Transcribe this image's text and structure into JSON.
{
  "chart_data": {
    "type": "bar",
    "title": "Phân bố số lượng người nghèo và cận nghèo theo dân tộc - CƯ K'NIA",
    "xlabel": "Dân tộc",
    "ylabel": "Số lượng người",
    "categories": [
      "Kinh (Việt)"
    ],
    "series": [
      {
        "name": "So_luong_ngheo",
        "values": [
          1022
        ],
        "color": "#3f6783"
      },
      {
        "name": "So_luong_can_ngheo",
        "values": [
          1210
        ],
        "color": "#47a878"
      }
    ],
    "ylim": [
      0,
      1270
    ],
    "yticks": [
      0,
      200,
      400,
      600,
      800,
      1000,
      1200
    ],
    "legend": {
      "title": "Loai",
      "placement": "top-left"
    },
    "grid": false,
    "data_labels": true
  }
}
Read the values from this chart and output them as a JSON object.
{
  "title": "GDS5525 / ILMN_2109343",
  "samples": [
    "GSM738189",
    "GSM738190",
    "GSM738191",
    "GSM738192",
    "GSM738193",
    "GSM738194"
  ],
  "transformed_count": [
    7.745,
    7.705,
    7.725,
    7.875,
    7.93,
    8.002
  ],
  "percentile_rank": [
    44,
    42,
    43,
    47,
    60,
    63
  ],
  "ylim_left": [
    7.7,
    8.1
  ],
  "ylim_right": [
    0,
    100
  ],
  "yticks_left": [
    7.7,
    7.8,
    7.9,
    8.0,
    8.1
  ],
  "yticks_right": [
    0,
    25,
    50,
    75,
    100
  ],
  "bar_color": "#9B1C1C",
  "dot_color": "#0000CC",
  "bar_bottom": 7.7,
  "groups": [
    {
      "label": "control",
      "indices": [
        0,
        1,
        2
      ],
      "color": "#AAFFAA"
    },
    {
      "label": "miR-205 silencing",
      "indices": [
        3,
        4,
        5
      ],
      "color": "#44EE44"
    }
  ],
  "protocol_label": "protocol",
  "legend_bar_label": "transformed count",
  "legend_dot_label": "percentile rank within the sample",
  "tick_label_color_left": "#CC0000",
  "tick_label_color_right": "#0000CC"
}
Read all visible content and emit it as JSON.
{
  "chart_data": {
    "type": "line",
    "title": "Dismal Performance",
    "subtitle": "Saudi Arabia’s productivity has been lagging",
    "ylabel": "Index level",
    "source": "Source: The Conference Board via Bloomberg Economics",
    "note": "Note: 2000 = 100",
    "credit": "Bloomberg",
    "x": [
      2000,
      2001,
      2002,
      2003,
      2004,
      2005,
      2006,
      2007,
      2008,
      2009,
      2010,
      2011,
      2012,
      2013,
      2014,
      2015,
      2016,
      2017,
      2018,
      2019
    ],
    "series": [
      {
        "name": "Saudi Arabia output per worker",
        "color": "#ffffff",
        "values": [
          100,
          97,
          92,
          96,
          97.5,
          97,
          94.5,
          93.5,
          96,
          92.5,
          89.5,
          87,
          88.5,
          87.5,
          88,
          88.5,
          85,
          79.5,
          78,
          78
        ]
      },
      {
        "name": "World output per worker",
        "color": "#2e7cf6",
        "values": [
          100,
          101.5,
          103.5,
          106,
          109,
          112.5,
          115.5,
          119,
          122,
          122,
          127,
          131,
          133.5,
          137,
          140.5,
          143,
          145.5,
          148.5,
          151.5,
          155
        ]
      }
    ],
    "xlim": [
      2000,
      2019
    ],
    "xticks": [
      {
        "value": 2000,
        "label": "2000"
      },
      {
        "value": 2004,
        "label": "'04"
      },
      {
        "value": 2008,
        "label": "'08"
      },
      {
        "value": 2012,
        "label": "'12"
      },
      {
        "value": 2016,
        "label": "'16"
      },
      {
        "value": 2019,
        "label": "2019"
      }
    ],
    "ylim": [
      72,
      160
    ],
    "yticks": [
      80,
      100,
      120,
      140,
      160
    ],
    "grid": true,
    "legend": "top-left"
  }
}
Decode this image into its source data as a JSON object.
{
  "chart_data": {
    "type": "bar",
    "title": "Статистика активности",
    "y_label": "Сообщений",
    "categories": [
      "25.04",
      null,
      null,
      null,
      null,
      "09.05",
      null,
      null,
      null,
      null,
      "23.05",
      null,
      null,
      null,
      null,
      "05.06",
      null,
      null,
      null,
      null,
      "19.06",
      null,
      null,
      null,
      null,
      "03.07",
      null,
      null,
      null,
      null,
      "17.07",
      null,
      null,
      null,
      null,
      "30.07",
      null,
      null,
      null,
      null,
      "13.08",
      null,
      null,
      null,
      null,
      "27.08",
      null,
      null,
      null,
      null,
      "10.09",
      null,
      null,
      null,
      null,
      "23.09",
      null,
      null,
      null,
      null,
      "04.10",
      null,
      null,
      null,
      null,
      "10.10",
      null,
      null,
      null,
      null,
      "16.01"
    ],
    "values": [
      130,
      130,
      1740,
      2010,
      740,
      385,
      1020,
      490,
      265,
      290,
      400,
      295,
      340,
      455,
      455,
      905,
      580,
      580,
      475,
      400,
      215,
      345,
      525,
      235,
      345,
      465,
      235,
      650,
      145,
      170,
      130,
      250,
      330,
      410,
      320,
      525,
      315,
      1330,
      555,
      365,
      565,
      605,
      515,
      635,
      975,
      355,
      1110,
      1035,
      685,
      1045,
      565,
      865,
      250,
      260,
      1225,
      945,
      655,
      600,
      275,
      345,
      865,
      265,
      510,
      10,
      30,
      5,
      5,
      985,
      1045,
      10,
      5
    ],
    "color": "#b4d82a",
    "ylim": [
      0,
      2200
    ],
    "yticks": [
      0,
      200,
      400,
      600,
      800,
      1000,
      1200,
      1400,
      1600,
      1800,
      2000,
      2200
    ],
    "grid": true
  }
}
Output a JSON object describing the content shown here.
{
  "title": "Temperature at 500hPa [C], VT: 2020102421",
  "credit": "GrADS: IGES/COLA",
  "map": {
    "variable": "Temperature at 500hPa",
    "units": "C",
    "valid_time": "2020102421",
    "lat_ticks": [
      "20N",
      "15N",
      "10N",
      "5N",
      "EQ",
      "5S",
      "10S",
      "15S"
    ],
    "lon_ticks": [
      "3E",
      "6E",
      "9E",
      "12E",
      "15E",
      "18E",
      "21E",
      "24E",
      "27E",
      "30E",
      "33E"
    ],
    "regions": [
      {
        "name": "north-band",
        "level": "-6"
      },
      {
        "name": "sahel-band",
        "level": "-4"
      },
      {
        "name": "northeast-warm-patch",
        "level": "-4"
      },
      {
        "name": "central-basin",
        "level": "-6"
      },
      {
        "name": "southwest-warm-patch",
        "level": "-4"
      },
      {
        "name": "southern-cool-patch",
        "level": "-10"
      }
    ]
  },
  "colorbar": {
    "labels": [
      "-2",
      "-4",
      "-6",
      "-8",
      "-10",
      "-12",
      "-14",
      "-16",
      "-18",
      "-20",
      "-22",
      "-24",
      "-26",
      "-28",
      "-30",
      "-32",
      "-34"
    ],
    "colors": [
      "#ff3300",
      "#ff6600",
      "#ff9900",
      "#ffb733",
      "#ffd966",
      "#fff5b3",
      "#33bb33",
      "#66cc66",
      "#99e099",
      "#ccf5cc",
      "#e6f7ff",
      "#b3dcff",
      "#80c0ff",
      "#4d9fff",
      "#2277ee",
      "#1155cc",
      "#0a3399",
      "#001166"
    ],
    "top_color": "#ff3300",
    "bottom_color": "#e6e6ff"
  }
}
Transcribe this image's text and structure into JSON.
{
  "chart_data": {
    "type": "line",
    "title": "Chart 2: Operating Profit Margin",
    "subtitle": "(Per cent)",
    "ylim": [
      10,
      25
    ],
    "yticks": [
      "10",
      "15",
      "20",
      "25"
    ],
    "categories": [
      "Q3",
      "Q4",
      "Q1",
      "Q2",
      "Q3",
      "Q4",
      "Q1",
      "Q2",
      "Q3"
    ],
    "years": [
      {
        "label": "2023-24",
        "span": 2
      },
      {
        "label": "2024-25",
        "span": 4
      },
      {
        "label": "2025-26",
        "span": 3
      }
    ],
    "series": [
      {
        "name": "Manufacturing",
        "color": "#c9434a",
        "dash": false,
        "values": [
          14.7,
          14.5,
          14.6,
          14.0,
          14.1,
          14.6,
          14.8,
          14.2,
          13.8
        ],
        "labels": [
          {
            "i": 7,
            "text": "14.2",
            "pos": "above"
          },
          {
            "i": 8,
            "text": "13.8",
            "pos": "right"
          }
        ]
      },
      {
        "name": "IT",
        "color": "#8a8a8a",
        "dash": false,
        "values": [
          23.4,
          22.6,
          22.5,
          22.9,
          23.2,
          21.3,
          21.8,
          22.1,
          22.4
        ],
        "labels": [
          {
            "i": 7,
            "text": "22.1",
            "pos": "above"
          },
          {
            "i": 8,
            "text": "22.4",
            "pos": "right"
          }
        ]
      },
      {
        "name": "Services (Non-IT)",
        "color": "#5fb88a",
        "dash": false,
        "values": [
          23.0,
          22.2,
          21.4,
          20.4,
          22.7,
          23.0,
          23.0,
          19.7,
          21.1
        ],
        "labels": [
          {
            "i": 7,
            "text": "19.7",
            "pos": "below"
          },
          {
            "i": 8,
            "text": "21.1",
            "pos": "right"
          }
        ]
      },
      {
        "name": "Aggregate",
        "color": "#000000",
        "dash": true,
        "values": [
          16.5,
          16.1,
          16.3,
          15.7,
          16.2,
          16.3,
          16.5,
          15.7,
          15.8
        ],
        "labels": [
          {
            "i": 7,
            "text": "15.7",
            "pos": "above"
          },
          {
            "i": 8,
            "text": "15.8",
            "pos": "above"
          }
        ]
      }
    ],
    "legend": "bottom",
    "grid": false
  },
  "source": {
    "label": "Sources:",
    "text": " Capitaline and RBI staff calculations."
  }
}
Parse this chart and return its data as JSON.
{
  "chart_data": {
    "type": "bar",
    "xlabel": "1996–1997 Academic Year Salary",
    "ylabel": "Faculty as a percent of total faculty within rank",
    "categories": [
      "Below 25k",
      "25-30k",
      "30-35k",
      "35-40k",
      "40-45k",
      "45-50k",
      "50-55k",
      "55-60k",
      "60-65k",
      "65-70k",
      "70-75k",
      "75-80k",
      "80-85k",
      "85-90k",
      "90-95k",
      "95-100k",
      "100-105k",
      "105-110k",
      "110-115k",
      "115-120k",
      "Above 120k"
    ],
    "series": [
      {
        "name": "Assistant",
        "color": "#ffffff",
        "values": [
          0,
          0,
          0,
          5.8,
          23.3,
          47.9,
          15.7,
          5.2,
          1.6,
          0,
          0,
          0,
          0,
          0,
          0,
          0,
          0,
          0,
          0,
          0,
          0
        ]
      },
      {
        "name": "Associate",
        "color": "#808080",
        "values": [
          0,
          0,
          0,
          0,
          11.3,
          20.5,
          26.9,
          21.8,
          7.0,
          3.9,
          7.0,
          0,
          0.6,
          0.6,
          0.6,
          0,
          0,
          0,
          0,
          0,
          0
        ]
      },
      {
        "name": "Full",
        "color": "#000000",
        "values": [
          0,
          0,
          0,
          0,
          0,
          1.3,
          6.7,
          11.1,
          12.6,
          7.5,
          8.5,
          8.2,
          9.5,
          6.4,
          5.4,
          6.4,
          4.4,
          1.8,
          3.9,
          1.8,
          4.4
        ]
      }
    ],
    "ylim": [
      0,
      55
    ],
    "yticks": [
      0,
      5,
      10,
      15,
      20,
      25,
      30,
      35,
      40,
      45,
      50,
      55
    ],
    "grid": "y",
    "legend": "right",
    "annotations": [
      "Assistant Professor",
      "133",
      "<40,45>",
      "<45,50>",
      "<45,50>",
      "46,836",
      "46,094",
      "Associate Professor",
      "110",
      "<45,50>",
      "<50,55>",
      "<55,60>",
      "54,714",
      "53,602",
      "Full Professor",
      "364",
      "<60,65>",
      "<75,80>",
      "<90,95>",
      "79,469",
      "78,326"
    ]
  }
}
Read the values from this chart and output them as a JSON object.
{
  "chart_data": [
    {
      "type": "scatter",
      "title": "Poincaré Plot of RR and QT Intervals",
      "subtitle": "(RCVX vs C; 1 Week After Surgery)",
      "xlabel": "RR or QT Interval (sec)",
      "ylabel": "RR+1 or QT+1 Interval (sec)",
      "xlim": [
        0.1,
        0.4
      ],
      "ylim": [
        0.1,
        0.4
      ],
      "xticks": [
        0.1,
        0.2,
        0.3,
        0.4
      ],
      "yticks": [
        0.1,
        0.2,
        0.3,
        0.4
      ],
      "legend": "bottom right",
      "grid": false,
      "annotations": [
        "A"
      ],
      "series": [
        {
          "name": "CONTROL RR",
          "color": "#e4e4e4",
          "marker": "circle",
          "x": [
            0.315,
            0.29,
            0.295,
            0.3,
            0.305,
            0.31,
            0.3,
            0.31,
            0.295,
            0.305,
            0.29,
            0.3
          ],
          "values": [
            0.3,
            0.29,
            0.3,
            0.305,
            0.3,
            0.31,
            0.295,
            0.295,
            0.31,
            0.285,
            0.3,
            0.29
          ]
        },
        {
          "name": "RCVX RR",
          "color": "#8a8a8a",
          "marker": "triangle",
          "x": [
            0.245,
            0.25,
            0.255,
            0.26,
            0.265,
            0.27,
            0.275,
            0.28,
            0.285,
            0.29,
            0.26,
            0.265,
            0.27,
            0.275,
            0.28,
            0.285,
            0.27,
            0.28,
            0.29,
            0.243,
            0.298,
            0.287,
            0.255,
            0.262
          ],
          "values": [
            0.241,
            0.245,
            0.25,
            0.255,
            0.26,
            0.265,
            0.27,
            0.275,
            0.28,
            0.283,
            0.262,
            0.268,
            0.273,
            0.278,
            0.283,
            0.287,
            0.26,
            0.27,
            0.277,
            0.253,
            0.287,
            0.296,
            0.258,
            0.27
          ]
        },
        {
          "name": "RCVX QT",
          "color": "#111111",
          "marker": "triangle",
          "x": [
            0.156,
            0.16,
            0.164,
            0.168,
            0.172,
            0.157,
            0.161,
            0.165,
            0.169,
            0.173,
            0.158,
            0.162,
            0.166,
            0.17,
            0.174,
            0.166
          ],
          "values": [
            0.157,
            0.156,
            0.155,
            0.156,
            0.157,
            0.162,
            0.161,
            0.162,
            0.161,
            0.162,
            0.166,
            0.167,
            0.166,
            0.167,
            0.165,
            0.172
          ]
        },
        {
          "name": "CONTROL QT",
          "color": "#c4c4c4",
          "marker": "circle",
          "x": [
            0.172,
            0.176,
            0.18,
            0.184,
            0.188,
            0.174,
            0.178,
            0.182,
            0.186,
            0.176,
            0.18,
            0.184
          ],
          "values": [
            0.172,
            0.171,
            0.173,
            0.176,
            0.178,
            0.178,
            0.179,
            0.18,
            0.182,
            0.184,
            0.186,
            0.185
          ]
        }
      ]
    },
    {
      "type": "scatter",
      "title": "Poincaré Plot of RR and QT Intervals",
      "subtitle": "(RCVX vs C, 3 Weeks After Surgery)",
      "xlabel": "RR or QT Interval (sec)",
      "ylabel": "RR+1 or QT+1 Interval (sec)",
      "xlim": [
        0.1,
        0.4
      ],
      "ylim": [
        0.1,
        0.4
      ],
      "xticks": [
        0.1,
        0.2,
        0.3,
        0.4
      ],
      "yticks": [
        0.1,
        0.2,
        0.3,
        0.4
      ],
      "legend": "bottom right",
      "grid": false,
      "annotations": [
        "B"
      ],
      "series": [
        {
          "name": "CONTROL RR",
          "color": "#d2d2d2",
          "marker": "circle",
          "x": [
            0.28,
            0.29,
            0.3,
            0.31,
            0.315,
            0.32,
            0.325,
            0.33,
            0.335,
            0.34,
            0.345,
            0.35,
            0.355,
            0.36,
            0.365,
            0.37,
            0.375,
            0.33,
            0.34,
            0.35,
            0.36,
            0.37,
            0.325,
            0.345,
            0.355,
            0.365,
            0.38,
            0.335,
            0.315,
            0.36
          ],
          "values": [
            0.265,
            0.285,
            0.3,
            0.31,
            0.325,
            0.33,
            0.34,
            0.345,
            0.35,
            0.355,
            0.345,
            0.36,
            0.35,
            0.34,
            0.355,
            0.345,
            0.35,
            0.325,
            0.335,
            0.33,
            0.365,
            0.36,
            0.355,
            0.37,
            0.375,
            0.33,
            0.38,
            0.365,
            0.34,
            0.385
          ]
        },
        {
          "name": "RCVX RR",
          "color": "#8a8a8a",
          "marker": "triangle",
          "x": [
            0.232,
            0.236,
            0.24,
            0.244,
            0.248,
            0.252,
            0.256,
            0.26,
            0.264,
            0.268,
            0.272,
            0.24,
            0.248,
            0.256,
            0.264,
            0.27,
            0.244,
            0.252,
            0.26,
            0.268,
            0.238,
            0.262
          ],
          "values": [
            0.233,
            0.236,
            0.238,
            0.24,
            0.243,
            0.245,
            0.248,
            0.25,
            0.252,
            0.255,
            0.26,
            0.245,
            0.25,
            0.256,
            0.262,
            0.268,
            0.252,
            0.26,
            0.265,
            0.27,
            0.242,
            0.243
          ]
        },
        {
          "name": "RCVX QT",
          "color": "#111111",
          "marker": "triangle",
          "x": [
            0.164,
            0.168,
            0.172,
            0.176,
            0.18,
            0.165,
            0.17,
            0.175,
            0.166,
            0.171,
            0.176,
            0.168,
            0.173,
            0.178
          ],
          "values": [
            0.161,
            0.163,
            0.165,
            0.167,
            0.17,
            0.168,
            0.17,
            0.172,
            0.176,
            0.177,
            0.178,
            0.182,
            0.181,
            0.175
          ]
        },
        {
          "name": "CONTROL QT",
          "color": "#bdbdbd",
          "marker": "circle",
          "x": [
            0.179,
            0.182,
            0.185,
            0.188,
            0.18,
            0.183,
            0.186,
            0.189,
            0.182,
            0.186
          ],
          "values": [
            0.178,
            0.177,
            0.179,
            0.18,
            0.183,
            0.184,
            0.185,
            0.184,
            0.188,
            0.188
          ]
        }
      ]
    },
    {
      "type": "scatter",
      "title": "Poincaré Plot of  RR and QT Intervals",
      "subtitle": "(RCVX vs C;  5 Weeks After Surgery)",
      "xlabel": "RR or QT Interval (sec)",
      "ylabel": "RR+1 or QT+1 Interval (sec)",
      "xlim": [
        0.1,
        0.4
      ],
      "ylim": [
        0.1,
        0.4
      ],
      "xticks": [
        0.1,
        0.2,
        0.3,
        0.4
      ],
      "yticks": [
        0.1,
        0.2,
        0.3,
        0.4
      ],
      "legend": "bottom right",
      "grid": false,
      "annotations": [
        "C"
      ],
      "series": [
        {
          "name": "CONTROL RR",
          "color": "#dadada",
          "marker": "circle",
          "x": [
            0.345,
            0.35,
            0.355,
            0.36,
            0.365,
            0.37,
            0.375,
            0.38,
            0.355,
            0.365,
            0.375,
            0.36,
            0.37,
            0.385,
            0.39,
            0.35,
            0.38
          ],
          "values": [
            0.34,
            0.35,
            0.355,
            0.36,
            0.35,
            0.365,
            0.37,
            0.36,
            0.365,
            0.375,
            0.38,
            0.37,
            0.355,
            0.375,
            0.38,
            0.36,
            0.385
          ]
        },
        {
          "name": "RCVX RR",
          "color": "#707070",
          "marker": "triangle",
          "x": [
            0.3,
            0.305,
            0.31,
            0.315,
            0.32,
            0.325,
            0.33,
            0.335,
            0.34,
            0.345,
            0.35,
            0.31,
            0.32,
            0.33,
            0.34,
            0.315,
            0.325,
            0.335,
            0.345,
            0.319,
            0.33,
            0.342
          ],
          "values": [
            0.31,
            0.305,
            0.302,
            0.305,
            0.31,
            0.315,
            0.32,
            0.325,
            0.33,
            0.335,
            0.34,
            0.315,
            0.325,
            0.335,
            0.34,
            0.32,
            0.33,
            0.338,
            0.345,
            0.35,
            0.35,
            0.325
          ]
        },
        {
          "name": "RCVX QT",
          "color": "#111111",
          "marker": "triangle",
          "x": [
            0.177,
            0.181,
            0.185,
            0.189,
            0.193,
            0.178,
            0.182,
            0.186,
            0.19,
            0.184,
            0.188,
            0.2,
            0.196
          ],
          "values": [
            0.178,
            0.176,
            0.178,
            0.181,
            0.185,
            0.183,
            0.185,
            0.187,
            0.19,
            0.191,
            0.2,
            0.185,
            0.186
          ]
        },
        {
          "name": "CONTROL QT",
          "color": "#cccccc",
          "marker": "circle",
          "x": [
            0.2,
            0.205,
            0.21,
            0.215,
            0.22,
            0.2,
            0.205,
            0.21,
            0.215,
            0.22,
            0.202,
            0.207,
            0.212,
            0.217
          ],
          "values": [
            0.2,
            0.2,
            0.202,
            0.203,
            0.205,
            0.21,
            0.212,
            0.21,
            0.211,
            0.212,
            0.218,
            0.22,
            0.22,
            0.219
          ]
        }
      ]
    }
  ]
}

........

§ Given task
What is the number of lines in the listing that contain the string "Arabia"? Reply with that number alone.

§ Exercise response
2